> Goal: Take each line that has the word "Click" and return it.

--- START OF Records for this task ---

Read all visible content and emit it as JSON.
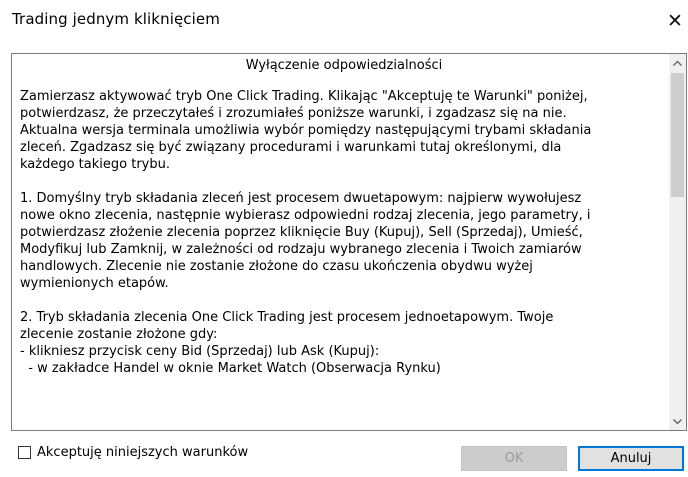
{
  "window": {
    "title": "Trading jednym kliknięciem",
    "close_glyph": "✕"
  },
  "disclaimer": {
    "heading": "Wyłączenie odpowiedzialności",
    "lines": [
      "Zamierzasz aktywować tryb One Click Trading. Klikając \"Akceptuję te Warunki\" poniżej,",
      "potwierdzasz, że przeczytałeś i zrozumiałeś poniższe warunki, i zgadzasz się na nie.",
      "Aktualna wersja terminala umożliwia wybór pomiędzy następującymi trybami składania",
      "zleceń. Zgadzasz się być związany procedurami i warunkami tutaj określonymi, dla",
      "każdego takiego trybu.",
      "",
      "1. Domyślny tryb składania zleceń jest procesem dwuetapowym: najpierw wywołujesz",
      "nowe okno zlecenia, następnie wybierasz odpowiedni rodzaj zlecenia, jego parametry, i",
      "potwierdzasz złożenie zlecenia poprzez kliknięcie Buy (Kupuj), Sell (Sprzedaj), Umieść,",
      "Modyfikuj lub Zamknij, w zależności od rodzaju wybranego zlecenia i Twoich zamiarów",
      "handlowych. Zlecenie nie zostanie złożone do czasu ukończenia obydwu wyżej",
      "wymienionych etapów.",
      "",
      "2. Tryb składania zlecenia One Click Trading jest procesem jednoetapowym. Twoje",
      "zlecenie zostanie złożone gdy:",
      "- klikniesz przycisk ceny Bid (Sprzedaj) lub Ask (Kupuj):",
      "  - w zakładce Handel w oknie Market Watch (Obserwacja Rynku)"
    ]
  },
  "accept_checkbox": {
    "label": "Akceptuję niniejszych warunków",
    "checked": false
  },
  "buttons": {
    "ok": "OK",
    "cancel": "Anuluj"
  },
  "colors": {
    "focus_border": "#0078d7",
    "disabled_bg": "#cccccc",
    "disabled_text": "#9c9c9c"
  }
}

--- END OF Records for this task ---

> Reply to the task:
      "Zamierzasz aktywować tryb One Click Trading. Klikając \"Akceptuję te Warunki\" poniżej,",
      "2. Tryb składania zlecenia One Click Trading jest procesem jednoetapowym. Twoje",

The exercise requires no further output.